> Trecho fornecido
++++

Projeto que cria política de recuperação da caatinga segue para sanção presidencial
Senado rejeita emenda da Câmara e mantém texto original que visa restaurar áreas degradadas e garantir segurança hídrica no bioma.
O Plenário do Senado rejeitou, nesta terça-feira (19), uma emenda da Câmara dos Deputados ao projeto de lei que institui a Política Nacional de Recuperação da Vegetação da Caatinga (PL 1.990/2024). Com a decisão, o texto original segue para sanção presidencial.
De autoria da ex-senadora Janaína Farias, atual prefeita de Crateús (CE), o projeto tem como objetivos principais a recuperação de áreas desmatadas e áridas da caatinga, a ampliação da produção de alimentos de maneira sustentável e adaptada à crise climática, bem como a garantia de segurança hídrica para a região.

++++

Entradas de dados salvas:
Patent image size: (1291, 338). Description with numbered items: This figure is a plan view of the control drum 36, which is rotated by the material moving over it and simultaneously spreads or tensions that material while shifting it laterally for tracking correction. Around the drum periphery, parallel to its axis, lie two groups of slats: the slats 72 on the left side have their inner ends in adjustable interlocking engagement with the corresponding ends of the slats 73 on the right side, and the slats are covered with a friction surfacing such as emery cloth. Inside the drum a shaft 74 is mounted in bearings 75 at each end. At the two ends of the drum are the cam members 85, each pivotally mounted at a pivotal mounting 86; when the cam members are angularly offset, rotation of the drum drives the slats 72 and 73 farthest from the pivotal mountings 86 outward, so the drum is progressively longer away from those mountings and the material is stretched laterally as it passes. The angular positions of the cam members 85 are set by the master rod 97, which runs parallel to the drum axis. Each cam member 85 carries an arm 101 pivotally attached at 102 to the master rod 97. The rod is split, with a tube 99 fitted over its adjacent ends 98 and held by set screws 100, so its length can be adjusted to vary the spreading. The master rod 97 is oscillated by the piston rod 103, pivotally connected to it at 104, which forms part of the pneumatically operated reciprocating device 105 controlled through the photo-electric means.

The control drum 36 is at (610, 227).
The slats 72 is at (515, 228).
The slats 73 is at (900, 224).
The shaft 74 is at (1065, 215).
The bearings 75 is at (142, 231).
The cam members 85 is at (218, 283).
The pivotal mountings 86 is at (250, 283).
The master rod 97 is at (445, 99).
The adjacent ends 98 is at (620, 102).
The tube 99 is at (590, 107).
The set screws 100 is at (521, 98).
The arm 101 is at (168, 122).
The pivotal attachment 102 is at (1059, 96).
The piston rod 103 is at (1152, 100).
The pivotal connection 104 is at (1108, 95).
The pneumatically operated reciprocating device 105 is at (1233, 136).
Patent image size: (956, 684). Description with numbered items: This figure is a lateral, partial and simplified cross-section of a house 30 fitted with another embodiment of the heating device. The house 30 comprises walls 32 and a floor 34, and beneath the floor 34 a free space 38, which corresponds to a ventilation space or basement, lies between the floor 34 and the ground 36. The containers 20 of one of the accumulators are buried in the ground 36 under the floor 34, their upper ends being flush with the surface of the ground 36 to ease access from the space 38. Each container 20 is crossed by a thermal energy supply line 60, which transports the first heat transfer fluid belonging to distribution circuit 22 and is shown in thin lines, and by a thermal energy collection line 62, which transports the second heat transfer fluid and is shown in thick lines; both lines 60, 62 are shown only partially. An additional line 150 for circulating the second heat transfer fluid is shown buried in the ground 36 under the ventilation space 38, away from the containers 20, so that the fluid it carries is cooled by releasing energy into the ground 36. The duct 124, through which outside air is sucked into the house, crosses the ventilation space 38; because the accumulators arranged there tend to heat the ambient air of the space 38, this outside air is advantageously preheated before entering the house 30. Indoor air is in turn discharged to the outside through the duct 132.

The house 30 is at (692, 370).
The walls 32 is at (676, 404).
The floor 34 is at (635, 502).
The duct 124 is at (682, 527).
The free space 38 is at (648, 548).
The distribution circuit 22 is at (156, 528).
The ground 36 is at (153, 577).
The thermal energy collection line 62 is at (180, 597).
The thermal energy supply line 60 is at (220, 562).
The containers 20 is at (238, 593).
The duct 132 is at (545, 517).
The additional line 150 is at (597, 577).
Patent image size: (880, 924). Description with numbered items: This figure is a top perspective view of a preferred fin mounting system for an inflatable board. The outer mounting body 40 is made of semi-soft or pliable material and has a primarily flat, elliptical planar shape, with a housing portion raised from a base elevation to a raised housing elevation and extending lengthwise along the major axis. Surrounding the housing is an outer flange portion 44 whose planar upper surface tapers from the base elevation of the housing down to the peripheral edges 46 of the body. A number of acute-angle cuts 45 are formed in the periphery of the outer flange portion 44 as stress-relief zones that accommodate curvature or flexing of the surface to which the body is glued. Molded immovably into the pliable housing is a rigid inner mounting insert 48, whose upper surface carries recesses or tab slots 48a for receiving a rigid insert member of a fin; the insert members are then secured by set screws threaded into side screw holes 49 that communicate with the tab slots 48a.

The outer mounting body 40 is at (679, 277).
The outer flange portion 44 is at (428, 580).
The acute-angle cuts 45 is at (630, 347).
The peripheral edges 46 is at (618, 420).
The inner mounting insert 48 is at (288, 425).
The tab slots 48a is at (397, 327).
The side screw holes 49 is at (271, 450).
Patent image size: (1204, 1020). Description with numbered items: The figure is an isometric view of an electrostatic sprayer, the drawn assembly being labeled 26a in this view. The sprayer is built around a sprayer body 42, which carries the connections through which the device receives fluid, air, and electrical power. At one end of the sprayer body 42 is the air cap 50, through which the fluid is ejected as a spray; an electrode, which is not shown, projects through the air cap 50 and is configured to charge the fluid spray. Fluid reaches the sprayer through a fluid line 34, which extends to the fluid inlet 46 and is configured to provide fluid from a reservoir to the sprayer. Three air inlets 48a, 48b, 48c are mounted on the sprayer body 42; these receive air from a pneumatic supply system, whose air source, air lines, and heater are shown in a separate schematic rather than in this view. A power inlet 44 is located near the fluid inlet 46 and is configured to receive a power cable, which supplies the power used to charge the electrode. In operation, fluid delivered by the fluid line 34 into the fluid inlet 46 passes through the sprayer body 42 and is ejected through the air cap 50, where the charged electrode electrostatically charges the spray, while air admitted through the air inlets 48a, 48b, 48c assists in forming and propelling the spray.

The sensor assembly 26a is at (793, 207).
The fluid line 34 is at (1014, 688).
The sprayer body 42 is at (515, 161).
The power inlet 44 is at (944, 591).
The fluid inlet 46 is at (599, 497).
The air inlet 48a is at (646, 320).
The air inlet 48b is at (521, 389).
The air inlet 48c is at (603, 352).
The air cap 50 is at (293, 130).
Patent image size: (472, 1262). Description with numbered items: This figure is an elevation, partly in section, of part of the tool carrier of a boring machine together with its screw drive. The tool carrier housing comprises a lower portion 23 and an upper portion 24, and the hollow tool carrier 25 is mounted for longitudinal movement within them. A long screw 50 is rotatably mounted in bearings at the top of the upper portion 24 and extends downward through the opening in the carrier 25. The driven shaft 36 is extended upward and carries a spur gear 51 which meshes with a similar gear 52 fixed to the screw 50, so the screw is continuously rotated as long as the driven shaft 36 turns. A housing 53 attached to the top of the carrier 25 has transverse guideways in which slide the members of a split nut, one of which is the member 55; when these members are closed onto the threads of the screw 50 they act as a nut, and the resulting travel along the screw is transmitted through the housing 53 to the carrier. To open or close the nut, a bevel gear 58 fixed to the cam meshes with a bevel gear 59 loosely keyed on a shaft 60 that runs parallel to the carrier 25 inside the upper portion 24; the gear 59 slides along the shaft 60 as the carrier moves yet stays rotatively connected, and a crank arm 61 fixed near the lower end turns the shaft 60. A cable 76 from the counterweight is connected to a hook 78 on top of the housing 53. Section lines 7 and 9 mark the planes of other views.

++++

> Ação requerida 1
Transcreva, na notícia sobre a recuperação da caatinga, tudo o que vai de "Projeto que cria" até "para a região.".
> Ação requerida 2
Prossiga a redação da notícia sobre a recuperação da caatinga, começando logo após a última frase apresentada.

> Resposta redigida 1
Projeto que cria política de recuperação da caatinga segue para sanção presidencial
Senado rejeita emenda da Câmara e mantém texto original que visa restaurar áreas degradadas e garantir segurança hídrica no bioma.
O Plenário do Senado rejeitou, nesta terça-feira (19), uma emenda da Câmara dos Deputados ao projeto de lei que institui a Política Nacional de Recuperação da Vegetação da Caatinga (PL 1.990/2024). Com a decisão, o texto original segue para sanção presidencial.
De autoria da ex-senadora Janaína Farias, atual prefeita de Crateús (CE), o projeto tem como objetivos principais a recuperação de áreas desmatadas e áridas da caatinga, a ampliação da produção de alimentos de maneira sustentável e adaptada à crise climática, bem como a garantia de segurança hídrica para a região.

> Resposta redigida 2
A emenda da Câmara, rejeitada pela relatora, senadora Leila Barros (PDT-DF), previa a criação do Fundo da Caatinga, voltado para ações de prevenção, monitoramento, combate à desertificação e ao desmatamento, além da conservação e uso sustentável do bioma.
Em seu relatório, Leila Barros reconheceu a importância de assegurar recursos para a nova política, mas apontou vícios de inconstitucionalidade na proposta, como a criação de despesas obrigatórias de caráter continuado sem o cumprimento dos requisitos legais.
O relatório destaca que a Constituição proíbe a criação de fundo público quando seus objetivos podem ser alcançados por meio de execução direta de órgãos da administração pública federal. Leila Barros ressaltou ainda que o texto já aprovado pelo Senado contempla as regras necessárias para a implementação e execução da política e do programa nacional de recuperação da caatinga.